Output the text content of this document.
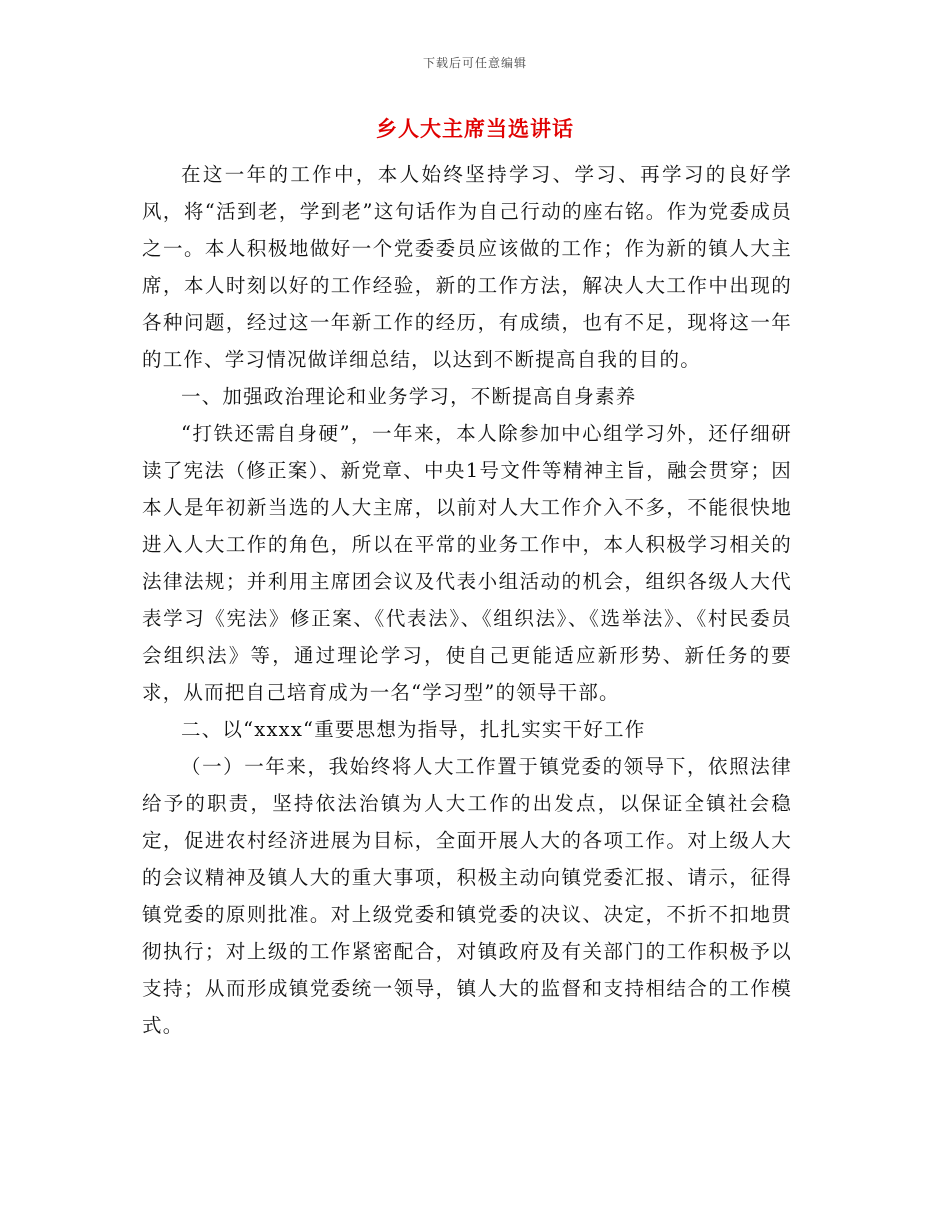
下载后可任意编辑
乡人大主席当选讲话

在这一年的工作中，本人始终坚持学习、学习、再学习的良好学风，将“活到老，学到老”这句话作为自己行动的座右铭。作为党委成员之一。本人积极地做好一个党委委员应该做的工作；作为新的镇人大主席，本人时刻以好的工作经验，新的工作方法，解决人大工作中出现的各种问题，经过这一年新工作的经历，有成绩，也有不足，现将这一年的工作、学习情况做详细总结，以达到不断提高自我的目的。

一、加强政治理论和业务学习，不断提高自身素养

“打铁还需自身硬”，一年来，本人除参加中心组学习外，还仔细研读了宪法（修正案）、新党章、中央1号文件等精神主旨，融会贯穿；因本人是年初新当选的人大主席，以前对人大工作介入不多，不能很快地进入人大工作的角色，所以在平常的业务工作中，本人积极学习相关的法律法规；并利用主席团会议及代表小组活动的机会，组织各级人大代表学习《宪法》修正案、《代表法》、《组织法》、《选举法》、《村民委员会组织法》等，通过理论学习，使自己更能适应新形势、新任务的要求，从而把自己培育成为一名“学习型”的领导干部。

二、以“xxxx“重要思想为指导，扎扎实实干好工作

（一）一年来，我始终将人大工作置于镇党委的领导下，依照法律给予的职责，坚持依法治镇为人大工作的出发点，以保证全镇社会稳定，促进农村经济进展为目标，全面开展人大的各项工作。对上级人大的会议精神及镇人大的重大事项，积极主动向镇党委汇报、请示，征得镇党委的原则批准。对上级党委和镇党委的决议、决定，不折不扣地贯彻执行；对上级的工作紧密配合，对镇政府及有关部门的工作积极予以支持；从而形成镇党委统一领导，镇人大的监督和支持相结合的工作模式。
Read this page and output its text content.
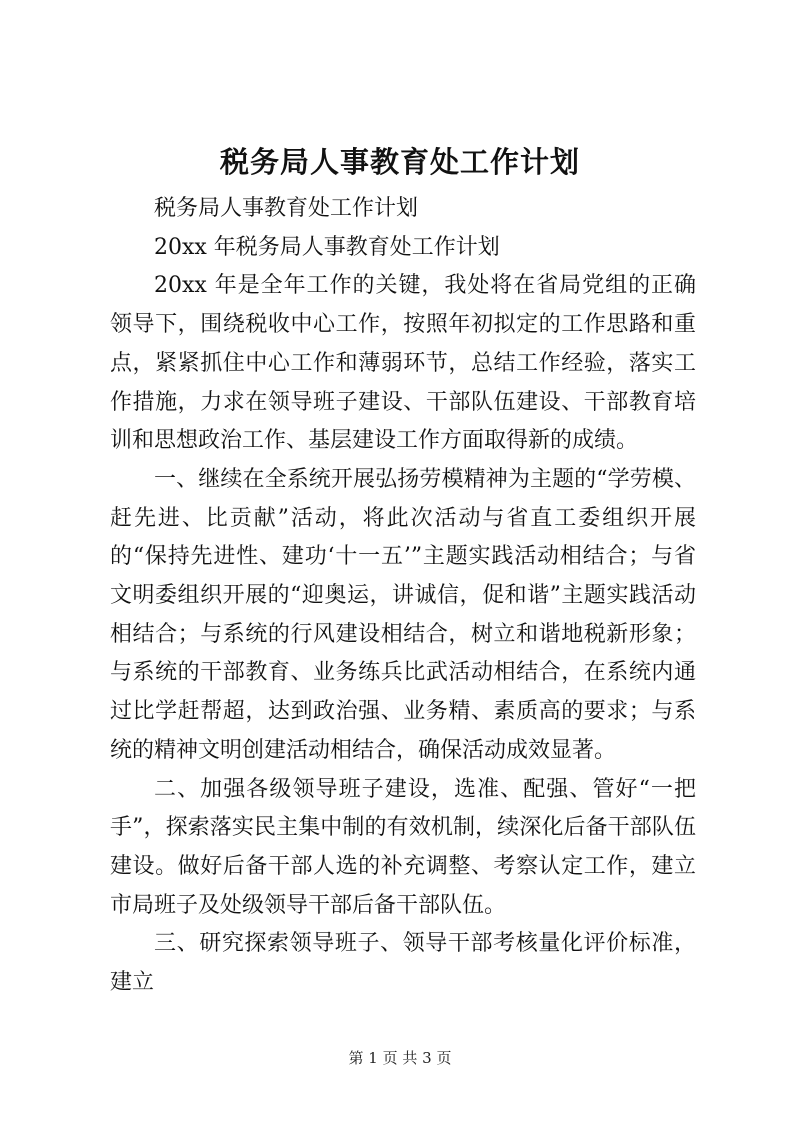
税务局人事教育处工作计划

税务局人事教育处工作计划

20xx 年税务局人事教育处工作计划

20xx 年是全年工作的关键，我处将在省局党组的正确领导下，围绕税收中心工作，按照年初拟定的工作思路和重点，紧紧抓住中心工作和薄弱环节，总结工作经验，落实工作措施，力求在领导班子建设、干部队伍建设、干部教育培训和思想政治工作、基层建设工作方面取得新的成绩。

一、继续在全系统开展弘扬劳模精神为主题的“学劳模、赶先进、比贡献”活动，将此次活动与省直工委组织开展的“保持先进性、建功‘十一五’”主题实践活动相结合；与省文明委组织开展的“迎奥运，讲诚信，促和谐”主题实践活动相结合；与系统的行风建设相结合，树立和谐地税新形象；与系统的干部教育、业务练兵比武活动相结合，在系统内通过比学赶帮超，达到政治强、业务精、素质高的要求；与系统的精神文明创建活动相结合，确保活动成效显著。

二、加强各级领导班子建设，选准、配强、管好“一把手”，探索落实民主集中制的有效机制，续深化后备干部队伍建设。做好后备干部人选的补充调整、考察认定工作，建立市局班子及处级领导干部后备干部队伍。

三、研究探索领导班子、领导干部考核量化评价标准，建立

第 1 页 共 3 页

=-=-=-=-=

Give the entries again word for word, but skip the pictures.

EXERCISE OUTPUT ::
Output the text content of this document.
下载后可任意编辑
乡人大主席当选讲话

在这一年的工作中，本人始终坚持学习、学习、再学习的良好学风，将“活到老，学到老”这句话作为自己行动的座右铭。作为党委成员之一。本人积极地做好一个党委委员应该做的工作；作为新的镇人大主席，本人时刻以好的工作经验，新的工作方法，解决人大工作中出现的各种问题，经过这一年新工作的经历，有成绩，也有不足，现将这一年的工作、学习情况做详细总结，以达到不断提高自我的目的。

一、加强政治理论和业务学习，不断提高自身素养

“打铁还需自身硬”，一年来，本人除参加中心组学习外，还仔细研读了宪法（修正案）、新党章、中央1号文件等精神主旨，融会贯穿；因本人是年初新当选的人大主席，以前对人大工作介入不多，不能很快地进入人大工作的角色，所以在平常的业务工作中，本人积极学习相关的法律法规；并利用主席团会议及代表小组活动的机会，组织各级人大代表学习《宪法》修正案、《代表法》、《组织法》、《选举法》、《村民委员会组织法》等，通过理论学习，使自己更能适应新形势、新任务的要求，从而把自己培育成为一名“学习型”的领导干部。

二、以“xxxx“重要思想为指导，扎扎实实干好工作

（一）一年来，我始终将人大工作置于镇党委的领导下，依照法律给予的职责，坚持依法治镇为人大工作的出发点，以保证全镇社会稳定，促进农村经济进展为目标，全面开展人大的各项工作。对上级人大的会议精神及镇人大的重大事项，积极主动向镇党委汇报、请示，征得镇党委的原则批准。对上级党委和镇党委的决议、决定，不折不扣地贯彻执行；对上级的工作紧密配合，对镇政府及有关部门的工作积极予以支持；从而形成镇党委统一领导，镇人大的监督和支持相结合的工作模式。
Read this page and output its text content.
税务局人事教育处工作计划

税务局人事教育处工作计划

20xx 年税务局人事教育处工作计划

20xx 年是全年工作的关键，我处将在省局党组的正确领导下，围绕税收中心工作，按照年初拟定的工作思路和重点，紧紧抓住中心工作和薄弱环节，总结工作经验，落实工作措施，力求在领导班子建设、干部队伍建设、干部教育培训和思想政治工作、基层建设工作方面取得新的成绩。

一、继续在全系统开展弘扬劳模精神为主题的“学劳模、赶先进、比贡献”活动，将此次活动与省直工委组织开展的“保持先进性、建功‘十一五’”主题实践活动相结合；与省文明委组织开展的“迎奥运，讲诚信，促和谐”主题实践活动相结合；与系统的行风建设相结合，树立和谐地税新形象；与系统的干部教育、业务练兵比武活动相结合，在系统内通过比学赶帮超，达到政治强、业务精、素质高的要求；与系统的精神文明创建活动相结合，确保活动成效显著。

二、加强各级领导班子建设，选准、配强、管好“一把手”，探索落实民主集中制的有效机制，续深化后备干部队伍建设。做好后备干部人选的补充调整、考察认定工作，建立市局班子及处级领导干部后备干部队伍。

三、研究探索领导班子、领导干部考核量化评价标准，建立

第 1 页 共 3 页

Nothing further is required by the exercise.